### Problem to work on
Search the material for the word "область" and report each line where it turns up.

______

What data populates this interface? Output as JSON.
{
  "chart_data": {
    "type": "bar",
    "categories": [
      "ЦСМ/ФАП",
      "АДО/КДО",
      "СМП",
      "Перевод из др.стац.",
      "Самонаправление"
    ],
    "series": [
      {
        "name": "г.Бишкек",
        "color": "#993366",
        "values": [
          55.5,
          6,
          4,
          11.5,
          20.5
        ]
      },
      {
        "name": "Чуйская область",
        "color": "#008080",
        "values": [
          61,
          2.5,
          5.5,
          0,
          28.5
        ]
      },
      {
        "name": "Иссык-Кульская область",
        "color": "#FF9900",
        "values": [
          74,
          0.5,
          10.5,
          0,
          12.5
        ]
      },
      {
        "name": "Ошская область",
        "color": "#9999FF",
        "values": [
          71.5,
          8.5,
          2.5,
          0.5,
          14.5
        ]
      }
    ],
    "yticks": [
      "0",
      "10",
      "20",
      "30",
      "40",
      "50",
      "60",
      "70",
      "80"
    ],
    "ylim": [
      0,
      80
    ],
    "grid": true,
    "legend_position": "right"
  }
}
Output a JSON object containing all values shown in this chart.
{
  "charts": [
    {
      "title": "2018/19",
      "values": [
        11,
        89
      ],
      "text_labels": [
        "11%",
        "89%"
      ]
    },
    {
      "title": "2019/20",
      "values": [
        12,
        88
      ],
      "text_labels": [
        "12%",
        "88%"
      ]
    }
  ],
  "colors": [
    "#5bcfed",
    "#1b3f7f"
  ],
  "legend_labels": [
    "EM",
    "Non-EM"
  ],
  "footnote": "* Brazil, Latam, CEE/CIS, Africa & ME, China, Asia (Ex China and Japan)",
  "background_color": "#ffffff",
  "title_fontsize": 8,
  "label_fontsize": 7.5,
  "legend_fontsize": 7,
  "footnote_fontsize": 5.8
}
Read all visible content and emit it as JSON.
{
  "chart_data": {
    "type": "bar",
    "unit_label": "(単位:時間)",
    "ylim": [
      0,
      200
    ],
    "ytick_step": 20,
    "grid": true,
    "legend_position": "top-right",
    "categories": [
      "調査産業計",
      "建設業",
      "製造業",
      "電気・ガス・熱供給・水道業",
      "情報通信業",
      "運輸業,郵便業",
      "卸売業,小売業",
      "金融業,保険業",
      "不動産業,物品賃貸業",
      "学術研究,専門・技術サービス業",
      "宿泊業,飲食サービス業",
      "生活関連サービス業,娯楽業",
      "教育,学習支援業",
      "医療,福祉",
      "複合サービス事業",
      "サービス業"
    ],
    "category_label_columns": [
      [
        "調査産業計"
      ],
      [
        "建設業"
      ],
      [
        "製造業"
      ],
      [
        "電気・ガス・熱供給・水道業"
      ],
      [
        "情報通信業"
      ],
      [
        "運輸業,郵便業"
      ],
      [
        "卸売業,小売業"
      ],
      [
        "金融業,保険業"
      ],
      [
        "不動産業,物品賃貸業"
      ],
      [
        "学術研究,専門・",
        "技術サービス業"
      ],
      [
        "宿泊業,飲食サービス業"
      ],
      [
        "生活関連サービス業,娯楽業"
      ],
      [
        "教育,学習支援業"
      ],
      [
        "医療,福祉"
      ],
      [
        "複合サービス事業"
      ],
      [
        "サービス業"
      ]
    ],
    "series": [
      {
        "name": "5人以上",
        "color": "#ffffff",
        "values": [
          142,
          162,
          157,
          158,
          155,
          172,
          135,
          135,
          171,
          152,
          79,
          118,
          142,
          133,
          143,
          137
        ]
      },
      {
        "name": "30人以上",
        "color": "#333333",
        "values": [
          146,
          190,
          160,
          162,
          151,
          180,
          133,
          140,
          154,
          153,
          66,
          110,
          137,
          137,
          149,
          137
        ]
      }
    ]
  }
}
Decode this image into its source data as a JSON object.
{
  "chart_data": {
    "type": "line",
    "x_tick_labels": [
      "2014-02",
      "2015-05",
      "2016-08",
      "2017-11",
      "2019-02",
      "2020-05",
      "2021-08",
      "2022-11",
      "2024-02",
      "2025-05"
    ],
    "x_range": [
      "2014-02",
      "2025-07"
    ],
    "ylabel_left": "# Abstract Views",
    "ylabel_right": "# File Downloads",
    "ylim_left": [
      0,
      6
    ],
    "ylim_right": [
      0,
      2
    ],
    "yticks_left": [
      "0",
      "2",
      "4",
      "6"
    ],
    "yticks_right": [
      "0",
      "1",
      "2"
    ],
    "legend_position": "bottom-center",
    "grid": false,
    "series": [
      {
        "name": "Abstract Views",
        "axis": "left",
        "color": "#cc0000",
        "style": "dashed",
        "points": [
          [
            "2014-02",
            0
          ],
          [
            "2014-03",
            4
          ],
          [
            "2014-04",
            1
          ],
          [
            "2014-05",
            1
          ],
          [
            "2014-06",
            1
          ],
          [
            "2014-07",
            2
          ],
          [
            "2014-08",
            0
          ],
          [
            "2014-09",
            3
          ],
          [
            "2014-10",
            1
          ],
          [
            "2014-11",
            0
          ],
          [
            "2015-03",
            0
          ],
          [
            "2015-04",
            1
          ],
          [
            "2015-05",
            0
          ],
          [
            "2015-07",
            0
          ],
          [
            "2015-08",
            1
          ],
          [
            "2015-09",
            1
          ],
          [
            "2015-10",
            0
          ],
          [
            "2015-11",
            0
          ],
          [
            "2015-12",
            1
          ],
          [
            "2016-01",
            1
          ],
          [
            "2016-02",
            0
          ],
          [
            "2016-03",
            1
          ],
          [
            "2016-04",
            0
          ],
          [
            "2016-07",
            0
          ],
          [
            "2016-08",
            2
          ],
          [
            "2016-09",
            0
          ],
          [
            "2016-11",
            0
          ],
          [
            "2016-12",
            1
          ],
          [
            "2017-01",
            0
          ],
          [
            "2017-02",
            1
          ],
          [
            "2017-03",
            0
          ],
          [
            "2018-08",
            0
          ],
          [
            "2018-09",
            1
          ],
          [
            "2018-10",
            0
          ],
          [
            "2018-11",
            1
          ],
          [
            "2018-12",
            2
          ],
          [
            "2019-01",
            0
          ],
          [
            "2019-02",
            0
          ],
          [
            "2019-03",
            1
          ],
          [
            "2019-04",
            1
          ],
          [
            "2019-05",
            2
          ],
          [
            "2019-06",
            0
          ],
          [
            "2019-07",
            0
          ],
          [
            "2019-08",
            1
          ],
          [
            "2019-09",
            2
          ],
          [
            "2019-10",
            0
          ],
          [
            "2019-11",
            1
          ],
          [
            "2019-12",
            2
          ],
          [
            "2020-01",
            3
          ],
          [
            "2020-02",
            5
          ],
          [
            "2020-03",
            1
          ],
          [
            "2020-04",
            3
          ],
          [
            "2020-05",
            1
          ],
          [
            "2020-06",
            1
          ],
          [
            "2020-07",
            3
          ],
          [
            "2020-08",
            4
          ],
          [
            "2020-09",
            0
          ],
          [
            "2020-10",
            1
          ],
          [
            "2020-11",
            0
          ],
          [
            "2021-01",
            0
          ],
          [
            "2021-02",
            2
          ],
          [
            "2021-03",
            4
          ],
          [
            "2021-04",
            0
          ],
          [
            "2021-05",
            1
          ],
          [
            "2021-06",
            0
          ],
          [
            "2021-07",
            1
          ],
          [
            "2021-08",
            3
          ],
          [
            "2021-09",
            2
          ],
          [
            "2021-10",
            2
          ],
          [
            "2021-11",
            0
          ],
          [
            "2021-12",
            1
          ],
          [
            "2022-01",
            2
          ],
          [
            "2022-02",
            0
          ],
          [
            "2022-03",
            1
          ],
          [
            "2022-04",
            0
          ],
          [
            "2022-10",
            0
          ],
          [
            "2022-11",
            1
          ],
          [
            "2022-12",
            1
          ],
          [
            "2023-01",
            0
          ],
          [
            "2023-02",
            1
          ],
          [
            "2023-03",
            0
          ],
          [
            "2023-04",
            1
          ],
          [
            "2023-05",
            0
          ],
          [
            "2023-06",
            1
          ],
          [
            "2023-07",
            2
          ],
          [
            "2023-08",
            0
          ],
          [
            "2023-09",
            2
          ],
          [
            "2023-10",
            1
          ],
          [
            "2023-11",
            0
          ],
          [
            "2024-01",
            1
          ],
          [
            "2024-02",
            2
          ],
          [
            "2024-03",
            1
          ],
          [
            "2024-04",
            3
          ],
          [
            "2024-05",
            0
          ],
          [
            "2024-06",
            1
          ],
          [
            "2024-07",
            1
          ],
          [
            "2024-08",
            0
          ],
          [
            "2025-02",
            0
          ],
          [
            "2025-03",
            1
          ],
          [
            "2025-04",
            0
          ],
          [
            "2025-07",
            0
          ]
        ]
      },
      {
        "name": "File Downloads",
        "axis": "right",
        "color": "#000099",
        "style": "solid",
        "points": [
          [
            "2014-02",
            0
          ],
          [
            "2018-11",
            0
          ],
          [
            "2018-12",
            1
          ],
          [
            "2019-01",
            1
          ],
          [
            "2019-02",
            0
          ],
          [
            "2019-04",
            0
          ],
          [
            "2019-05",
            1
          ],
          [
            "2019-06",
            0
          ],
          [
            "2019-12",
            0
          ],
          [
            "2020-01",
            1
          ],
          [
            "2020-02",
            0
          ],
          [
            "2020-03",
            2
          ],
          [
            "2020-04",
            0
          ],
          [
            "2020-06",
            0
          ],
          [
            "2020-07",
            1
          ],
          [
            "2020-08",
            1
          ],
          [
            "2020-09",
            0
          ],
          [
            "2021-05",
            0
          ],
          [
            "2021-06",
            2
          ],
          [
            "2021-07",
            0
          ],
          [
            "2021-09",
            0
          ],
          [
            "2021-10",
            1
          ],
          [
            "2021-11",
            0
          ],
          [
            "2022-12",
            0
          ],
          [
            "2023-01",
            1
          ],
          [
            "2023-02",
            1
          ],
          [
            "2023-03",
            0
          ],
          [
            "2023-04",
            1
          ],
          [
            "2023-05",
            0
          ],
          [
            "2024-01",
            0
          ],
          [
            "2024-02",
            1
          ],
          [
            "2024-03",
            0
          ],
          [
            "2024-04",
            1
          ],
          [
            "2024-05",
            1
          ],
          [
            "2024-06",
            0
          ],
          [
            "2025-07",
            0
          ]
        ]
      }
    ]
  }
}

______

### Result below
        "name": "Чуйская область",
        "name": "Иссык-Кульская область",
        "name": "Ошская область",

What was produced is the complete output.